GIVEN PROBLEM – State the number of lines where "care" appears. Add nothing else.

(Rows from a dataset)

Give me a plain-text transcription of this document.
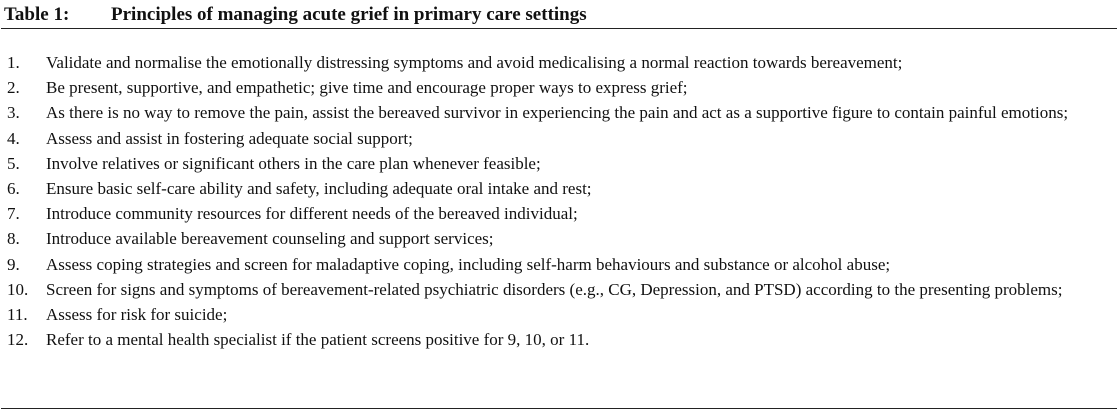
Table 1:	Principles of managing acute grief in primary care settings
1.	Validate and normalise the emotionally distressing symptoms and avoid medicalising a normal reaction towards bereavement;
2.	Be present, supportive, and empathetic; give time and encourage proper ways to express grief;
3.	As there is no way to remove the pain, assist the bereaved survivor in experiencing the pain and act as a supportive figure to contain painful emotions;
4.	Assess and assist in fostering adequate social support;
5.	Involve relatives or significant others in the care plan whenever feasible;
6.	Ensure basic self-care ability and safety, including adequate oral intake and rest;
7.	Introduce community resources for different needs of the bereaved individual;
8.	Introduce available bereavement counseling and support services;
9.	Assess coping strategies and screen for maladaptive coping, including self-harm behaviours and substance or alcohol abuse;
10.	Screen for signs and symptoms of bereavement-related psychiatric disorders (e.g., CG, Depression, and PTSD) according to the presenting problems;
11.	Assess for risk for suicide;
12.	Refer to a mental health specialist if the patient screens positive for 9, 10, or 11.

RESPONSE TO THIS TASK – 3